> **Exercise description**:
Copy out every item below exactly, line for line, but leave out the pictures.

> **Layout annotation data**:
----------

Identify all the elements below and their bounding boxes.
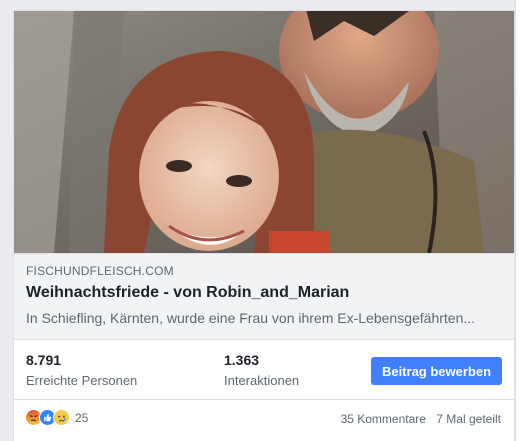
couple-photo (14, 11, 514, 253)
engagement-value: 1.363 (224, 352, 260, 368)
engagement-meta: 35 Kommentare 7 Mal geteilt (341, 412, 501, 426)
engagement-label: Interaktionen (224, 373, 300, 388)
reach-stat: 8.791 Erreichte Personen (26, 351, 137, 390)
link-description: In Schiefling, Kärnten, wurde eine Frau … (26, 310, 476, 326)
post-card: FISCHUNDFLEISCH.COM Weihnachtsfriede - v… (13, 10, 515, 441)
post-insights: 8.791 Erreichte Personen 1.363 Interakti… (14, 340, 514, 400)
post-footer: 25 35 Kommentare 7 Mal geteilt (14, 400, 514, 441)
reactions-summary[interactable]: 25 (25, 409, 88, 426)
link-domain: FISCHUNDFLEISCH.COM (26, 264, 174, 278)
adjacent-panel-edge (515, 0, 529, 441)
engagement-stat: 1.363 Interaktionen (224, 351, 299, 390)
reach-value: 8.791 (26, 352, 62, 368)
boost-post-button[interactable]: Beitrag bewerben (371, 357, 502, 385)
sad-icon (53, 409, 70, 426)
reach-label: Erreichte Personen (26, 373, 138, 388)
shares-count[interactable]: 7 Mal geteilt (436, 412, 501, 426)
comments-count[interactable]: 35 Kommentare (341, 412, 426, 426)
link-preview-image[interactable] (14, 11, 514, 253)
link-title[interactable]: Weihnachtsfriede - von Robin_and_Marian (26, 283, 502, 303)
link-preview-text[interactable]: FISCHUNDFLEISCH.COM Weihnachtsfriede - v… (14, 253, 514, 340)
page-background (0, 0, 13, 441)
reaction-count[interactable]: 25 (75, 411, 88, 425)
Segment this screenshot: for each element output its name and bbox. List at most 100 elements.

----------

> **Task answer**:
Identify all the elements below and their bounding boxes.
couple-photo (14, 11, 514, 253)
engagement-value: 1.363 (224, 352, 260, 368)
engagement-meta: 35 Kommentare 7 Mal geteilt (341, 412, 501, 426)
engagement-label: Interaktionen (224, 373, 300, 388)
reach-stat: 8.791 Erreichte Personen (26, 351, 137, 390)
link-description: In Schiefling, Kärnten, wurde eine Frau … (26, 310, 476, 326)
post-card: FISCHUNDFLEISCH.COM Weihnachtsfriede - v… (13, 10, 515, 441)
post-insights: 8.791 Erreichte Personen 1.363 Interakti… (14, 340, 514, 400)
post-footer: 25 35 Kommentare 7 Mal geteilt (14, 400, 514, 441)
reactions-summary[interactable]: 25 (25, 409, 88, 426)
link-domain: FISCHUNDFLEISCH.COM (26, 264, 174, 278)
adjacent-panel-edge (515, 0, 529, 441)
engagement-stat: 1.363 Interaktionen (224, 351, 299, 390)
reach-value: 8.791 (26, 352, 62, 368)
boost-post-button[interactable]: Beitrag bewerben (371, 357, 502, 385)
sad-icon (53, 409, 70, 426)
reach-label: Erreichte Personen (26, 373, 138, 388)
shares-count[interactable]: 7 Mal geteilt (436, 412, 501, 426)
comments-count[interactable]: 35 Kommentare (341, 412, 426, 426)
link-preview-image[interactable] (14, 11, 514, 253)
link-title[interactable]: Weihnachtsfriede - von Robin_and_Marian (26, 283, 502, 303)
link-preview-text[interactable]: FISCHUNDFLEISCH.COM Weihnachtsfriede - v… (14, 253, 514, 340)
page-background (0, 0, 13, 441)
reaction-count[interactable]: 25 (75, 411, 88, 425)
Segment this screenshot: for each element output its name and bbox. List at most 100 elements.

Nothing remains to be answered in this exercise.